Description of the task: Every entry that follows should be written out again exactly.

[Figure record listings]
*** Block opens ***

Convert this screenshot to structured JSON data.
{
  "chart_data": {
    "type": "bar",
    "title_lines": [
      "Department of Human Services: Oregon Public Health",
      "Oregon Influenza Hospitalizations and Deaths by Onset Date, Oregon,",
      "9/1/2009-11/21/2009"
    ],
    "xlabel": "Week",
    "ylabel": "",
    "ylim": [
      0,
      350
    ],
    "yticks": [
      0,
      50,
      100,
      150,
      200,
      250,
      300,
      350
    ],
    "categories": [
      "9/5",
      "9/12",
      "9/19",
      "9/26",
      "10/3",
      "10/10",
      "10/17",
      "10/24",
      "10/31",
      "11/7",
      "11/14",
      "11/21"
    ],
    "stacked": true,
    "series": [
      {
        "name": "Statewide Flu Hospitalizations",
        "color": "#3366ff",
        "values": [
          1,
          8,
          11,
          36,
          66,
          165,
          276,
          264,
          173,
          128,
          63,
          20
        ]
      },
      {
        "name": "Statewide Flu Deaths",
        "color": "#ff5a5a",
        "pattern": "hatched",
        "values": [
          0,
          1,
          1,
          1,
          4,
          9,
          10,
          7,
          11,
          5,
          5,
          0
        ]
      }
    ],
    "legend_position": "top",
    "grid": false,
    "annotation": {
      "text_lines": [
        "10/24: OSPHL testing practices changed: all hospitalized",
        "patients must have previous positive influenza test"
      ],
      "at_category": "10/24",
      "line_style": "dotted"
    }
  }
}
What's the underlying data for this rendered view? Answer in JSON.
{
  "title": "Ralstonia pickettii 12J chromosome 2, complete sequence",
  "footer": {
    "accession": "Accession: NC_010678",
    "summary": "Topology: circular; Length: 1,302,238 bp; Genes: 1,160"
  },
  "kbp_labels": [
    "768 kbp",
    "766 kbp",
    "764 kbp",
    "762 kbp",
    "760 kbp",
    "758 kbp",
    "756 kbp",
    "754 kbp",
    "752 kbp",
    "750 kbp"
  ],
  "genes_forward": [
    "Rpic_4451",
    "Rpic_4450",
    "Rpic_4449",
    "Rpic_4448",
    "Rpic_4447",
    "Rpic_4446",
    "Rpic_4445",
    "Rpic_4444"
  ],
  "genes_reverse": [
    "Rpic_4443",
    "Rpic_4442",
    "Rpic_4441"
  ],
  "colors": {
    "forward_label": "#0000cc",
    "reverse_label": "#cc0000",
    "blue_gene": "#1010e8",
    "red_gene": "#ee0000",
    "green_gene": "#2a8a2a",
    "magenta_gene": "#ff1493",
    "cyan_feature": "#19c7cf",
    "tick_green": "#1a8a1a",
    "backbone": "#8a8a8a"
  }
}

*** Block closes ***

Task response:
Convert this screenshot to structured JSON data.
{
  "chart_data": {
    "type": "bar",
    "title_lines": [
      "Department of Human Services: Oregon Public Health",
      "Oregon Influenza Hospitalizations and Deaths by Onset Date, Oregon,",
      "9/1/2009-11/21/2009"
    ],
    "xlabel": "Week",
    "ylabel": "",
    "ylim": [
      0,
      350
    ],
    "yticks": [
      0,
      50,
      100,
      150,
      200,
      250,
      300,
      350
    ],
    "categories": [
      "9/5",
      "9/12",
      "9/19",
      "9/26",
      "10/3",
      "10/10",
      "10/17",
      "10/24",
      "10/31",
      "11/7",
      "11/14",
      "11/21"
    ],
    "stacked": true,
    "series": [
      {
        "name": "Statewide Flu Hospitalizations",
        "color": "#3366ff",
        "values": [
          1,
          8,
          11,
          36,
          66,
          165,
          276,
          264,
          173,
          128,
          63,
          20
        ]
      },
      {
        "name": "Statewide Flu Deaths",
        "color": "#ff5a5a",
        "pattern": "hatched",
        "values": [
          0,
          1,
          1,
          1,
          4,
          9,
          10,
          7,
          11,
          5,
          5,
          0
        ]
      }
    ],
    "legend_position": "top",
    "grid": false,
    "annotation": {
      "text_lines": [
        "10/24: OSPHL testing practices changed: all hospitalized",
        "patients must have previous positive influenza test"
      ],
      "at_category": "10/24",
      "line_style": "dotted"
    }
  }
}
What's the underlying data for this rendered view? Answer in JSON.
{
  "title": "Ralstonia pickettii 12J chromosome 2, complete sequence",
  "footer": {
    "accession": "Accession: NC_010678",
    "summary": "Topology: circular; Length: 1,302,238 bp; Genes: 1,160"
  },
  "kbp_labels": [
    "768 kbp",
    "766 kbp",
    "764 kbp",
    "762 kbp",
    "760 kbp",
    "758 kbp",
    "756 kbp",
    "754 kbp",
    "752 kbp",
    "750 kbp"
  ],
  "genes_forward": [
    "Rpic_4451",
    "Rpic_4450",
    "Rpic_4449",
    "Rpic_4448",
    "Rpic_4447",
    "Rpic_4446",
    "Rpic_4445",
    "Rpic_4444"
  ],
  "genes_reverse": [
    "Rpic_4443",
    "Rpic_4442",
    "Rpic_4441"
  ],
  "colors": {
    "forward_label": "#0000cc",
    "reverse_label": "#cc0000",
    "blue_gene": "#1010e8",
    "red_gene": "#ee0000",
    "green_gene": "#2a8a2a",
    "magenta_gene": "#ff1493",
    "cyan_feature": "#19c7cf",
    "tick_green": "#1a8a1a",
    "backbone": "#8a8a8a"
  }
}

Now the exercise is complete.